◆ Texte affiché:
※

D'ici le 5 mai, prenons toutes les initiatives à notre portée. Partout, dans chaque commune, dans chaque ville, dans chaque quartier, dans chaque entreprise, permettons à tous ceux et toutes celles que le résultat du premier tour affole, aux forces politiques de progrès, à la "gauche d'en bas", aux militants associatifs, aux citoyens et citoyennes, de se rencontrer, d'échanger de construire ensemble la riposte. Nous pourrions décider de tenir la semaine prochaine une grande journée nationale toute dévouée à ces rencontres.
C'est tout le sens de l'adresse aux françaises et aux français que nous vous proposons d'éditer dans les jours à venir. Un tract dont vous comprendrez bien l'intérêt à ce qu'il soit entre toutes les mains. Un tract qui, je pense, est attendu par les militants communistes, pour tenir des initiatives publiques.
Cette mobilisation comptera pour le 5 mai, elle comptera aussi pour les législatives. Si c'est la France de gauche, la France citoyenne qui bat Le Pen le 5 mai prochain, Chirac risque bien de ne pas connaître d'état de grâce, d'être obligé de faire profil bas. Quelque part, c'est aussi lui qu'on aura battu.
Pour autant, si rien n'est écrit, la situation est avant tout préoccupante, lourde de dangers.
A tous ceux, à toutes celles qui seront privés de candidats le 5 mai, disons-leur qu'il y a un nouveau rendez-vous à ne pas manquer : ce sera le 9 et le16 juin.
Mais ne croyons pas naïvement que les électrices et les électeurs passeront à autre chose, ne croyons pas qu'après la sanction adressée à la gauche ils et elles sauront spontanément se ressaisir.
Ce qui s'est passé dimanche est grave, cela touche au cur même de la société française. C'est une crise profonde, dont la gauche risque de ne pas se remettre avant longtemps. sans doute même avant d'avoir changé définitivement d'époque.
Aussi, allons aux législatives avec beaucoup de lucidité et de détermination. Tout reste à gagner.
Aussi, il va nous falloir regarder au cas par cas, circonscription par circonscription ce qu'il convient de faire. Les électeurs et électrices de gauche viennent de payer très durement l'éparpillement des candidatures. Ils ne sont pas prêts à s'y laisser reprendre. Nous non plus. Pourtant, le scénario peut se reproduire dans de très nombreuses circonscriptions. Nous ne pouvons pas en prendre le risque. Et dans les très nombreux messages reçus depuis hier, beaucoup d'hommes, de femmes, nous appellent à éviter l'écueil en allant partout où c'est nécessaire à une candidature unique.

※

[Entrées enregistrées]
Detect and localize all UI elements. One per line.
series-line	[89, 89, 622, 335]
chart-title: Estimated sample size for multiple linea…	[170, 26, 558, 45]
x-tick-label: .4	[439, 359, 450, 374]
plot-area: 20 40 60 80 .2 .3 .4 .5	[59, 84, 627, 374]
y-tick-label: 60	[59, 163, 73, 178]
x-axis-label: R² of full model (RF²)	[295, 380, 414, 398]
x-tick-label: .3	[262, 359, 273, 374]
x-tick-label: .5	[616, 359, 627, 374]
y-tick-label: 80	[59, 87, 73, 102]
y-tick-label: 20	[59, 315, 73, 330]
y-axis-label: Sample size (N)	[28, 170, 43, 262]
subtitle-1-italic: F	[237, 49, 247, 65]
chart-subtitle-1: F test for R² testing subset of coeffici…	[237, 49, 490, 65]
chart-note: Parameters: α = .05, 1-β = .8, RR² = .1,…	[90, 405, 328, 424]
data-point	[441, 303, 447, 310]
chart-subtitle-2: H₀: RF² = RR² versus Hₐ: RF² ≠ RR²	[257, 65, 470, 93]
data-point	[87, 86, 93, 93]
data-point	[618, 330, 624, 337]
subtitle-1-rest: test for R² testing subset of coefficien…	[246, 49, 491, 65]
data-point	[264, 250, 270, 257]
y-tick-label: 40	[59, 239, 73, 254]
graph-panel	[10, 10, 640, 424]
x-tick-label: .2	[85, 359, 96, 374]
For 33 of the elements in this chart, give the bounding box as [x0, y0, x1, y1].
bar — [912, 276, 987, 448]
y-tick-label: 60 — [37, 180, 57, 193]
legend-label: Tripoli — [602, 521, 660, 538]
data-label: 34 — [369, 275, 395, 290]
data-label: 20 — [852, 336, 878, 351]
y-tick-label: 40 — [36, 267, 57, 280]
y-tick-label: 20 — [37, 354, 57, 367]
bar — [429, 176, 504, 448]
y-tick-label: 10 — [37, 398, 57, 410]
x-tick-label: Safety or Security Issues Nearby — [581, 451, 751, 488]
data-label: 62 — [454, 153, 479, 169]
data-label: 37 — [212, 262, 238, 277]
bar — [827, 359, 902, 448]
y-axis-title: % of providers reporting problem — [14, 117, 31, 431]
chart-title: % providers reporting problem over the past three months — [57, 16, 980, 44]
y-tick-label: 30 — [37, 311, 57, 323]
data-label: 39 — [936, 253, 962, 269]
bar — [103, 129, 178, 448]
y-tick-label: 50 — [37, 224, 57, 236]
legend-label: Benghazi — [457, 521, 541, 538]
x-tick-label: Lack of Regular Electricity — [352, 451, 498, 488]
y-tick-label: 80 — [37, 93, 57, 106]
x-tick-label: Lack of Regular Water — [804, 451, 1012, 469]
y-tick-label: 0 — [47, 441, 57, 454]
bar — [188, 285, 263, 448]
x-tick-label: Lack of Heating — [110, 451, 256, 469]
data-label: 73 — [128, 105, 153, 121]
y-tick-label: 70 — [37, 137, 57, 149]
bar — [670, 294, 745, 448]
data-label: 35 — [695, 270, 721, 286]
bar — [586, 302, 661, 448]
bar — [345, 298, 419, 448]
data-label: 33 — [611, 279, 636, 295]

※

◆ Consigne:
Poursuivez, s'il vous plaît, le discours sur la riposte au premier tour après sa dernière phrase. Les enregistrements proviennent d'une autre source.

◆ Réponse rédigée:
Sans en faire bien sûr une règle absolue, nous pourrions en adopter le principe partout où le risque existe d'un second tour sans candidat de gauche. Nul ne sait encore les intentions des différents partis de gauche et d'extrême gauche de présenter ou non des candidats. Nous avons déjà commencé à prendre des contacts, les rendez-vous avec eux sont à venir. Cela dépendra de la décision de notre Conseil national.
Bien entendu, avant d'en venir à la seconde partie de mon introduction, je propose que quelque soit l'option retenue -candidature communiste ou non-, nous allions à la campagne des législatives avec les exigences portées par nos électeurs et électrices que j'ai évoquées tout à l'heure.
Tout comme il faut continuer à faire entendre l'exigence de paix au Proche-Orient, avec la journée d'action de dimanche prochain, et avec la grande marche pour la paix prévue le 12 mai.
Au delà des questions immédiates qui nous sont posées dans les jours et les semaines qui viennent, je souhaite soumettre à notre débat, comme à celui de toutes et tous les communistes, de premières pistes de réflexion, - et j'insiste : il s'agit de premières pistes de réflexion - sur la situation que révèle ce premier tour.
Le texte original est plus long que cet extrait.